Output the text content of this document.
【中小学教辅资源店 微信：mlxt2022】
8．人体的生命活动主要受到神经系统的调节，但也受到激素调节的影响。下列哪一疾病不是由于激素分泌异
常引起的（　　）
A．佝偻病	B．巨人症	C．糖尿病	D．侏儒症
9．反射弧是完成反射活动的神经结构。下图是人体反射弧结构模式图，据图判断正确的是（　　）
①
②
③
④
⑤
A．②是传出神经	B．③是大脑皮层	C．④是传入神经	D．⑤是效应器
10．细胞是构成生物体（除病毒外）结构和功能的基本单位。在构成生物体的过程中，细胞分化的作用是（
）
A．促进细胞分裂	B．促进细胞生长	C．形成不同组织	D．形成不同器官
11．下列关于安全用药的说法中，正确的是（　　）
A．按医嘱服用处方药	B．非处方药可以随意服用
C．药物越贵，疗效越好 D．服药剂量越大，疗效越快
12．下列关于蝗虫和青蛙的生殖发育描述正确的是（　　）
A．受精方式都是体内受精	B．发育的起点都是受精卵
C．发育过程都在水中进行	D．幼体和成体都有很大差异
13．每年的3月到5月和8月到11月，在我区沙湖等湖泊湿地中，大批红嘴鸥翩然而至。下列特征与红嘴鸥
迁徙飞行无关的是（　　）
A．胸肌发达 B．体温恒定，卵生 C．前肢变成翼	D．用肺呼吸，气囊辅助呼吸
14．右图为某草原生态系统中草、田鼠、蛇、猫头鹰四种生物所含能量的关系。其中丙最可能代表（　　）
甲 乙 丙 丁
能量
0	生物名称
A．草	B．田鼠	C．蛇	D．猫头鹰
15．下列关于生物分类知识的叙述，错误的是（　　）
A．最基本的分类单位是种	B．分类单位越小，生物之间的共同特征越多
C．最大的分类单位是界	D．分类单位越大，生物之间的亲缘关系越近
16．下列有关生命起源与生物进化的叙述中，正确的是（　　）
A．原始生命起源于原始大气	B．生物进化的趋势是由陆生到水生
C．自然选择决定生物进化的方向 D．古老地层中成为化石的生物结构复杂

◆ WHAT TO WORK ON ◆
Repeat every record, exactly as written.

◆ RESULT OF THIS EXERCISE ◆
Output the text content of this document.
【中小学教辅资源店 微信：mlxt2022】
8．人体的生命活动主要受到神经系统的调节，但也受到激素调节的影响。下列哪一疾病不是由于激素分泌异
常引起的（　　）
A．佝偻病	B．巨人症	C．糖尿病	D．侏儒症
9．反射弧是完成反射活动的神经结构。下图是人体反射弧结构模式图，据图判断正确的是（　　）
①
②
③
④
⑤
A．②是传出神经	B．③是大脑皮层	C．④是传入神经	D．⑤是效应器
10．细胞是构成生物体（除病毒外）结构和功能的基本单位。在构成生物体的过程中，细胞分化的作用是（
）
A．促进细胞分裂	B．促进细胞生长	C．形成不同组织	D．形成不同器官
11．下列关于安全用药的说法中，正确的是（　　）
A．按医嘱服用处方药	B．非处方药可以随意服用
C．药物越贵，疗效越好 D．服药剂量越大，疗效越快
12．下列关于蝗虫和青蛙的生殖发育描述正确的是（　　）
A．受精方式都是体内受精	B．发育的起点都是受精卵
C．发育过程都在水中进行	D．幼体和成体都有很大差异
13．每年的3月到5月和8月到11月，在我区沙湖等湖泊湿地中，大批红嘴鸥翩然而至。下列特征与红嘴鸥
迁徙飞行无关的是（　　）
A．胸肌发达 B．体温恒定，卵生 C．前肢变成翼	D．用肺呼吸，气囊辅助呼吸
14．右图为某草原生态系统中草、田鼠、蛇、猫头鹰四种生物所含能量的关系。其中丙最可能代表（　　）
甲 乙 丙 丁
能量
0	生物名称
A．草	B．田鼠	C．蛇	D．猫头鹰
15．下列关于生物分类知识的叙述，错误的是（　　）
A．最基本的分类单位是种	B．分类单位越小，生物之间的共同特征越多
C．最大的分类单位是界	D．分类单位越大，生物之间的亲缘关系越近
16．下列有关生命起源与生物进化的叙述中，正确的是（　　）
A．原始生命起源于原始大气	B．生物进化的趋势是由陆生到水生
C．自然选择决定生物进化的方向 D．古老地层中成为化石的生物结构复杂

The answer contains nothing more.